§ **What is expected**
Omit the pictures, please, and give each record below again exactly.

§ **Data supplied**
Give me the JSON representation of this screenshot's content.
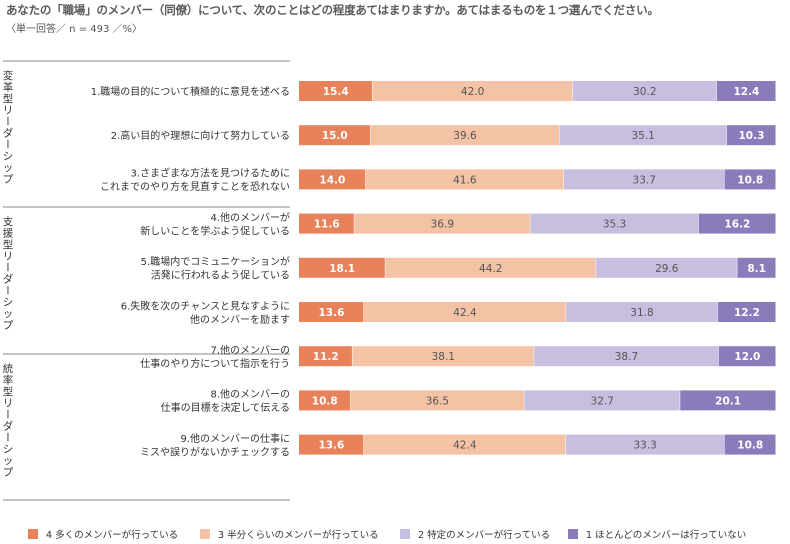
{
  "title": "あなたの「職場」のメンバー（同僚）について、次のことはどの程度あてはまりますか。あてはまるものを１つ選んでください。",
  "note": "〈単一回答／ n = 493 ／%〉",
  "legend": [
    {
      "label": "4 多くのメンバーが行っている",
      "color": "#e8825a"
    },
    {
      "label": "3 半分くらいのメンバーが行っている",
      "color": "#f4c2a4"
    },
    {
      "label": "2 特定のメンバーが行っている",
      "color": "#c8bfe0"
    },
    {
      "label": "1 ほとんどのメンバーは行っていない",
      "color": "#8b7bbb"
    }
  ],
  "chart_data": {
    "type": "bar",
    "orientation": "horizontal",
    "stacked": true,
    "unit": "%",
    "series_names": [
      "4 多くのメンバーが行っている",
      "3 半分くらいのメンバーが行っている",
      "2 特定のメンバーが行っている",
      "1 ほとんどのメンバーは行っていない"
    ],
    "series_colors": [
      "#e8825a",
      "#f4c2a4",
      "#c8bfe0",
      "#8b7bbb"
    ],
    "groups": [
      {
        "name": "変革型リーダーシップ",
        "items": [
          {
            "label_lines": [
              "1.職場の目的について積極的に意見を述べる"
            ],
            "values": [
              15.4,
              42.0,
              30.2,
              12.4
            ]
          },
          {
            "label_lines": [
              "2.高い目的や理想に向けて努力している"
            ],
            "values": [
              15.0,
              39.6,
              35.1,
              10.3
            ]
          },
          {
            "label_lines": [
              "3.さまざまな方法を見つけるために",
              "これまでのやり方を見直すことを恐れない"
            ],
            "values": [
              14.0,
              41.6,
              33.7,
              10.8
            ]
          }
        ]
      },
      {
        "name": "支援型リーダーシップ",
        "items": [
          {
            "label_lines": [
              "4.他のメンバーが",
              "新しいことを学ぶよう促している"
            ],
            "values": [
              11.6,
              36.9,
              35.3,
              16.2
            ]
          },
          {
            "label_lines": [
              "5.職場内でコミュニケーションが",
              "活発に行われるよう促している"
            ],
            "values": [
              18.1,
              44.2,
              29.6,
              8.1
            ]
          },
          {
            "label_lines": [
              "6.失敗を次のチャンスと見なすように",
              "他のメンバーを励ます"
            ],
            "values": [
              13.6,
              42.4,
              31.8,
              12.2
            ]
          }
        ]
      },
      {
        "name": "統率型リーダーシップ",
        "items": [
          {
            "label_lines": [
              "7.他のメンバーの",
              "仕事のやり方について指示を行う"
            ],
            "values": [
              11.2,
              38.1,
              38.7,
              12.0
            ]
          },
          {
            "label_lines": [
              "8.他のメンバーの",
              "仕事の目標を決定して伝える"
            ],
            "values": [
              10.8,
              36.5,
              32.7,
              20.1
            ]
          },
          {
            "label_lines": [
              "9.他のメンバーの仕事に",
              "ミスや誤りがないかチェックする"
            ],
            "values": [
              13.6,
              42.4,
              33.3,
              10.8
            ]
          }
        ]
      }
    ]
  }
}
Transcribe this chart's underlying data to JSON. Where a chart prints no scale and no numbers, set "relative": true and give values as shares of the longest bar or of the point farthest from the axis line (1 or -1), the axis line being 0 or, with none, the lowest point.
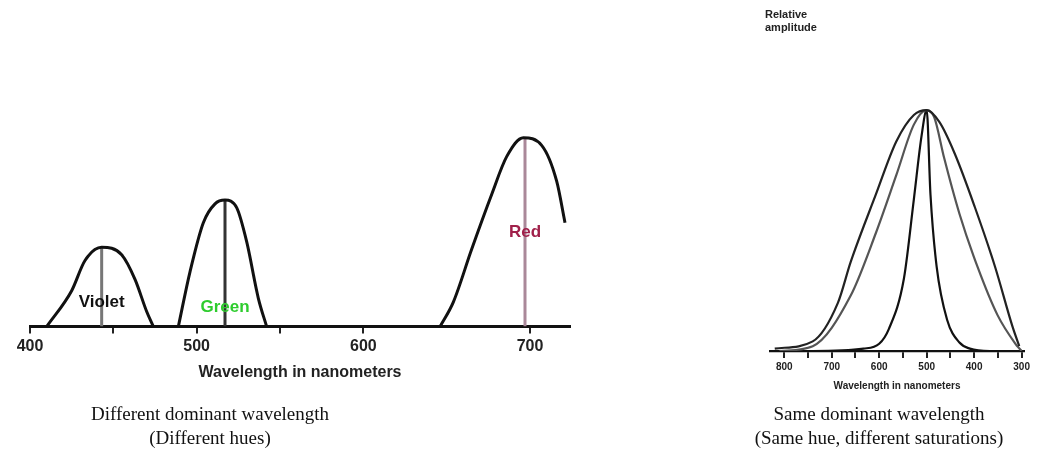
{
  "chart_data": [
    {
      "type": "line",
      "relative": true,
      "xlabel": "Wavelength in nanometers",
      "xlim": [
        400,
        724
      ],
      "xticks": [
        400,
        {
          "value": 450,
          "label": null
        },
        500,
        {
          "value": 550,
          "label": null
        },
        600,
        700
      ],
      "marker": "none",
      "grid": false,
      "legend": false,
      "series": [
        {
          "color": "#111111",
          "x": [
            410,
            425,
            433,
            443,
            455,
            463,
            470,
            474
          ],
          "values": [
            0,
            0.19,
            0.35,
            0.42,
            0.38,
            0.25,
            0.08,
            0
          ]
        },
        {
          "color": "#111111",
          "x": [
            489,
            496,
            504,
            511,
            517,
            524,
            530,
            537,
            542
          ],
          "values": [
            0,
            0.29,
            0.55,
            0.65,
            0.67,
            0.63,
            0.45,
            0.15,
            0
          ]
        },
        {
          "color": "#111111",
          "x": [
            646,
            654,
            665,
            677,
            686,
            696,
            707,
            716,
            721
          ],
          "values": [
            0,
            0.13,
            0.41,
            0.7,
            0.9,
            1,
            0.96,
            0.77,
            0.55
          ]
        },
        {
          "color": "#777777",
          "x": [
            443,
            443
          ],
          "values": [
            0,
            0.42
          ]
        },
        {
          "color": "#333333",
          "x": [
            517,
            517
          ],
          "values": [
            0,
            0.67
          ]
        },
        {
          "color": "#aa8899",
          "x": [
            697,
            697
          ],
          "values": [
            0,
            1
          ]
        }
      ],
      "annotations": [
        {
          "text": "Violet",
          "x": 443,
          "y": 0.13
        },
        {
          "text": "Green",
          "x": 517,
          "y": 0.1
        },
        {
          "text": "Red",
          "x": 697,
          "y": 0.5
        },
        "Different dominant wavelength",
        "(Different hues)"
      ]
    },
    {
      "type": "line",
      "relative": true,
      "xlabel": "Wavelength in nanometers",
      "ylabel": "Relative amplitude",
      "xlim": [
        830,
        295
      ],
      "xticks": [
        800,
        {
          "value": 750,
          "label": null
        },
        700,
        {
          "value": 650,
          "label": null
        },
        600,
        {
          "value": 550,
          "label": null
        },
        500,
        {
          "value": 450,
          "label": null
        },
        400,
        {
          "value": 350,
          "label": null
        },
        300
      ],
      "marker": "none",
      "grid": false,
      "legend": false,
      "series": [
        {
          "color": "#222222",
          "x": [
            820,
            740,
            687,
            660,
            607,
            564,
            527,
            500,
            473,
            441,
            399,
            356,
            319,
            305
          ],
          "values": [
            0.01,
            0.04,
            0.2,
            0.37,
            0.65,
            0.87,
            0.98,
            1,
            0.95,
            0.82,
            0.6,
            0.35,
            0.1,
            0.02
          ]
        },
        {
          "color": "#555555",
          "x": [
            810,
            740,
            660,
            607,
            564,
            527,
            500,
            484,
            463,
            431,
            393,
            351,
            313,
            300
          ],
          "values": [
            0,
            0.02,
            0.23,
            0.49,
            0.73,
            0.94,
            1,
            0.97,
            0.8,
            0.57,
            0.35,
            0.15,
            0.03,
            0
          ]
        },
        {
          "color": "#111111",
          "x": [
            820,
            740,
            633,
            600,
            580,
            548,
            527,
            511,
            500,
            492,
            479,
            457,
            431,
            409,
            367,
            300
          ],
          "values": [
            0,
            0,
            0.01,
            0.03,
            0.09,
            0.3,
            0.63,
            0.89,
            1,
            0.65,
            0.35,
            0.13,
            0.035,
            0.01,
            0,
            0
          ]
        }
      ],
      "annotations": [
        "Same dominant wavelength",
        "(Same hue, different saturations)"
      ]
    }
  ]
}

§ **Full response**
Give me the JSON representation of this screenshot's content.
{
  "title": "あなたの「職場」のメンバー（同僚）について、次のことはどの程度あてはまりますか。あてはまるものを１つ選んでください。",
  "note": "〈単一回答／ n = 493 ／%〉",
  "legend": [
    {
      "label": "4 多くのメンバーが行っている",
      "color": "#e8825a"
    },
    {
      "label": "3 半分くらいのメンバーが行っている",
      "color": "#f4c2a4"
    },
    {
      "label": "2 特定のメンバーが行っている",
      "color": "#c8bfe0"
    },
    {
      "label": "1 ほとんどのメンバーは行っていない",
      "color": "#8b7bbb"
    }
  ],
  "chart_data": {
    "type": "bar",
    "orientation": "horizontal",
    "stacked": true,
    "unit": "%",
    "series_names": [
      "4 多くのメンバーが行っている",
      "3 半分くらいのメンバーが行っている",
      "2 特定のメンバーが行っている",
      "1 ほとんどのメンバーは行っていない"
    ],
    "series_colors": [
      "#e8825a",
      "#f4c2a4",
      "#c8bfe0",
      "#8b7bbb"
    ],
    "groups": [
      {
        "name": "変革型リーダーシップ",
        "items": [
          {
            "label_lines": [
              "1.職場の目的について積極的に意見を述べる"
            ],
            "values": [
              15.4,
              42.0,
              30.2,
              12.4
            ]
          },
          {
            "label_lines": [
              "2.高い目的や理想に向けて努力している"
            ],
            "values": [
              15.0,
              39.6,
              35.1,
              10.3
            ]
          },
          {
            "label_lines": [
              "3.さまざまな方法を見つけるために",
              "これまでのやり方を見直すことを恐れない"
            ],
            "values": [
              14.0,
              41.6,
              33.7,
              10.8
            ]
          }
        ]
      },
      {
        "name": "支援型リーダーシップ",
        "items": [
          {
            "label_lines": [
              "4.他のメンバーが",
              "新しいことを学ぶよう促している"
            ],
            "values": [
              11.6,
              36.9,
              35.3,
              16.2
            ]
          },
          {
            "label_lines": [
              "5.職場内でコミュニケーションが",
              "活発に行われるよう促している"
            ],
            "values": [
              18.1,
              44.2,
              29.6,
              8.1
            ]
          },
          {
            "label_lines": [
              "6.失敗を次のチャンスと見なすように",
              "他のメンバーを励ます"
            ],
            "values": [
              13.6,
              42.4,
              31.8,
              12.2
            ]
          }
        ]
      },
      {
        "name": "統率型リーダーシップ",
        "items": [
          {
            "label_lines": [
              "7.他のメンバーの",
              "仕事のやり方について指示を行う"
            ],
            "values": [
              11.2,
              38.1,
              38.7,
              12.0
            ]
          },
          {
            "label_lines": [
              "8.他のメンバーの",
              "仕事の目標を決定して伝える"
            ],
            "values": [
              10.8,
              36.5,
              32.7,
              20.1
            ]
          },
          {
            "label_lines": [
              "9.他のメンバーの仕事に",
              "ミスや誤りがないかチェックする"
            ],
            "values": [
              13.6,
              42.4,
              33.3,
              10.8
            ]
          }
        ]
      }
    ]
  }
}
Transcribe this chart's underlying data to JSON. Where a chart prints no scale and no numbers, set "relative": true and give values as shares of the longest bar or of the point farthest from the axis line (1 or -1), the axis line being 0 or, with none, the lowest point.
{
  "chart_data": [
    {
      "type": "line",
      "relative": true,
      "xlabel": "Wavelength in nanometers",
      "xlim": [
        400,
        724
      ],
      "xticks": [
        400,
        {
          "value": 450,
          "label": null
        },
        500,
        {
          "value": 550,
          "label": null
        },
        600,
        700
      ],
      "marker": "none",
      "grid": false,
      "legend": false,
      "series": [
        {
          "color": "#111111",
          "x": [
            410,
            425,
            433,
            443,
            455,
            463,
            470,
            474
          ],
          "values": [
            0,
            0.19,
            0.35,
            0.42,
            0.38,
            0.25,
            0.08,
            0
          ]
        },
        {
          "color": "#111111",
          "x": [
            489,
            496,
            504,
            511,
            517,
            524,
            530,
            537,
            542
          ],
          "values": [
            0,
            0.29,
            0.55,
            0.65,
            0.67,
            0.63,
            0.45,
            0.15,
            0
          ]
        },
        {
          "color": "#111111",
          "x": [
            646,
            654,
            665,
            677,
            686,
            696,
            707,
            716,
            721
          ],
          "values": [
            0,
            0.13,
            0.41,
            0.7,
            0.9,
            1,
            0.96,
            0.77,
            0.55
          ]
        },
        {
          "color": "#777777",
          "x": [
            443,
            443
          ],
          "values": [
            0,
            0.42
          ]
        },
        {
          "color": "#333333",
          "x": [
            517,
            517
          ],
          "values": [
            0,
            0.67
          ]
        },
        {
          "color": "#aa8899",
          "x": [
            697,
            697
          ],
          "values": [
            0,
            1
          ]
        }
      ],
      "annotations": [
        {
          "text": "Violet",
          "x": 443,
          "y": 0.13
        },
        {
          "text": "Green",
          "x": 517,
          "y": 0.1
        },
        {
          "text": "Red",
          "x": 697,
          "y": 0.5
        },
        "Different dominant wavelength",
        "(Different hues)"
      ]
    },
    {
      "type": "line",
      "relative": true,
      "xlabel": "Wavelength in nanometers",
      "ylabel": "Relative amplitude",
      "xlim": [
        830,
        295
      ],
      "xticks": [
        800,
        {
          "value": 750,
          "label": null
        },
        700,
        {
          "value": 650,
          "label": null
        },
        600,
        {
          "value": 550,
          "label": null
        },
        500,
        {
          "value": 450,
          "label": null
        },
        400,
        {
          "value": 350,
          "label": null
        },
        300
      ],
      "marker": "none",
      "grid": false,
      "legend": false,
      "series": [
        {
          "color": "#222222",
          "x": [
            820,
            740,
            687,
            660,
            607,
            564,
            527,
            500,
            473,
            441,
            399,
            356,
            319,
            305
          ],
          "values": [
            0.01,
            0.04,
            0.2,
            0.37,
            0.65,
            0.87,
            0.98,
            1,
            0.95,
            0.82,
            0.6,
            0.35,
            0.1,
            0.02
          ]
        },
        {
          "color": "#555555",
          "x": [
            810,
            740,
            660,
            607,
            564,
            527,
            500,
            484,
            463,
            431,
            393,
            351,
            313,
            300
          ],
          "values": [
            0,
            0.02,
            0.23,
            0.49,
            0.73,
            0.94,
            1,
            0.97,
            0.8,
            0.57,
            0.35,
            0.15,
            0.03,
            0
          ]
        },
        {
          "color": "#111111",
          "x": [
            820,
            740,
            633,
            600,
            580,
            548,
            527,
            511,
            500,
            492,
            479,
            457,
            431,
            409,
            367,
            300
          ],
          "values": [
            0,
            0,
            0.01,
            0.03,
            0.09,
            0.3,
            0.63,
            0.89,
            1,
            0.65,
            0.35,
            0.13,
            0.035,
            0.01,
            0,
            0
          ]
        }
      ],
      "annotations": [
        "Same dominant wavelength",
        "(Same hue, different saturations)"
      ]
    }
  ]
}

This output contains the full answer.